PROVIDED ENTRIES »
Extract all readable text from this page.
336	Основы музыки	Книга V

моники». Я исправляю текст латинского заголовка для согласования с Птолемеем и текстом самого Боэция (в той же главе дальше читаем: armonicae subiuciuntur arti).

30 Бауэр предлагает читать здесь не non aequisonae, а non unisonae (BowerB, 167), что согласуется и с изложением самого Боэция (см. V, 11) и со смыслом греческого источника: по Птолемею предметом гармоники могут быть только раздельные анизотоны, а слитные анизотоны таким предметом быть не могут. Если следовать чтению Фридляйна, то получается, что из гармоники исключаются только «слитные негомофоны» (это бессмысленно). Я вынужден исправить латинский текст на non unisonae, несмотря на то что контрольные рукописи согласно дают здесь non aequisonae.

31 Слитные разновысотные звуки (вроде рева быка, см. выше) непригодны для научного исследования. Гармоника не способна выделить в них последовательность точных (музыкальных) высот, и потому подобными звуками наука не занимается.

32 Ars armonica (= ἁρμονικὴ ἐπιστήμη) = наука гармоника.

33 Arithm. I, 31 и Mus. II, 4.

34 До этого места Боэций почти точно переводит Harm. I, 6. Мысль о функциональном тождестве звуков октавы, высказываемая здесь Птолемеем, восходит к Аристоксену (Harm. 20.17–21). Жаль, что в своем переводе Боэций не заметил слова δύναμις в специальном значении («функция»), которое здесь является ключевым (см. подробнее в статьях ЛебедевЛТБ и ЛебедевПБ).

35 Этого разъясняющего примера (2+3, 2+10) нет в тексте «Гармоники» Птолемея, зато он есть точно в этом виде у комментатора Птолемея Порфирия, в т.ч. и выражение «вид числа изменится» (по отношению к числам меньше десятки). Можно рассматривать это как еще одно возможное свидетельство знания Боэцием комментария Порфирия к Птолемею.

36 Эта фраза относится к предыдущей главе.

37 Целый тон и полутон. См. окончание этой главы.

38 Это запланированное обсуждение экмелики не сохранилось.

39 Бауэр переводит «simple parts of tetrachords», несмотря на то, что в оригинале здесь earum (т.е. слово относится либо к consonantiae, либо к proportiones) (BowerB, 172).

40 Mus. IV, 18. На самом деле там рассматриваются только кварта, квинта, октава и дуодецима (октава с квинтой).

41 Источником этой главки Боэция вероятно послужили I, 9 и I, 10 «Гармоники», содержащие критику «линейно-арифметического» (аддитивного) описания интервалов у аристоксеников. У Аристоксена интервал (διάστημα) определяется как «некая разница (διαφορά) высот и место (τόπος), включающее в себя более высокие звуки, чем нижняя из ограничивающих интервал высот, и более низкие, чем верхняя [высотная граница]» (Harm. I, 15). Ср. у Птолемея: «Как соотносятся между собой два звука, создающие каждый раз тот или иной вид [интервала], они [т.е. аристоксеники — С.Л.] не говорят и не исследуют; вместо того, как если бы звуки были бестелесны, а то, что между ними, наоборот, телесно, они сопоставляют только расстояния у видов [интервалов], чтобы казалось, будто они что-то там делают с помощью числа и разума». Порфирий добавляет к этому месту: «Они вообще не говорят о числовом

---

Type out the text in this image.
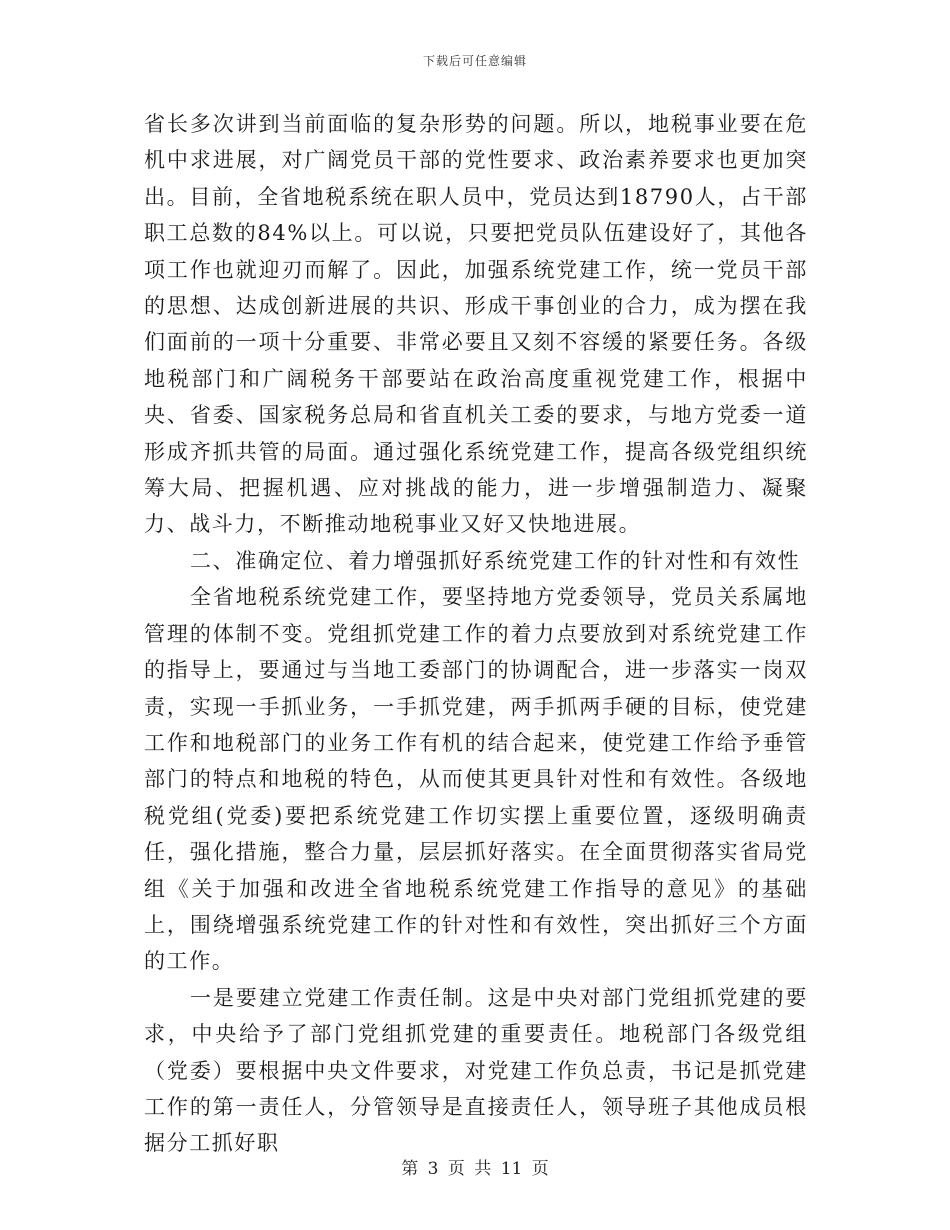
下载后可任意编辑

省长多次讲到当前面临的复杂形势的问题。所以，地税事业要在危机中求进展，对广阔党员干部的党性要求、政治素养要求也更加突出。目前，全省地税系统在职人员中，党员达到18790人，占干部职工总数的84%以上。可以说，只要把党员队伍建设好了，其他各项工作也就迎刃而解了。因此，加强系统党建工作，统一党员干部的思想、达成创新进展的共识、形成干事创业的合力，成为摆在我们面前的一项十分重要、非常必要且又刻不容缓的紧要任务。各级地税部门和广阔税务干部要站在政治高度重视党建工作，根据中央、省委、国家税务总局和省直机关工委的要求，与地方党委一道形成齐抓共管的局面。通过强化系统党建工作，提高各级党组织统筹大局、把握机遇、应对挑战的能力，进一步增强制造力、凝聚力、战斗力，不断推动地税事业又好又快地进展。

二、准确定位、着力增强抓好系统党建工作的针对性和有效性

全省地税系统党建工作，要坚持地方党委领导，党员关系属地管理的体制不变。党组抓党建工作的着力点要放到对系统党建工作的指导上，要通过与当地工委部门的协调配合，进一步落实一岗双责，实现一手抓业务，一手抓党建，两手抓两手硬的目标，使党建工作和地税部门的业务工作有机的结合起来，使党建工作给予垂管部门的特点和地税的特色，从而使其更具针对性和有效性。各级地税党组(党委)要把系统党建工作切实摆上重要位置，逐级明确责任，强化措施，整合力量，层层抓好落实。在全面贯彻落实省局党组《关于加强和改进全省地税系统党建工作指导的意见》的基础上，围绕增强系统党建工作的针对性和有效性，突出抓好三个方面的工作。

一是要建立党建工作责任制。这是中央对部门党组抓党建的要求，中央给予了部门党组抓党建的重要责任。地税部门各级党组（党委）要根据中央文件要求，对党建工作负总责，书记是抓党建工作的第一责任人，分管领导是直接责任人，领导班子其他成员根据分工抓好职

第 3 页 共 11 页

WHAT YOU NEED TO DO »
For the entries above, count the lines that contain the string "наука", and state that number without further comment.

RESPONSE BELOW »
2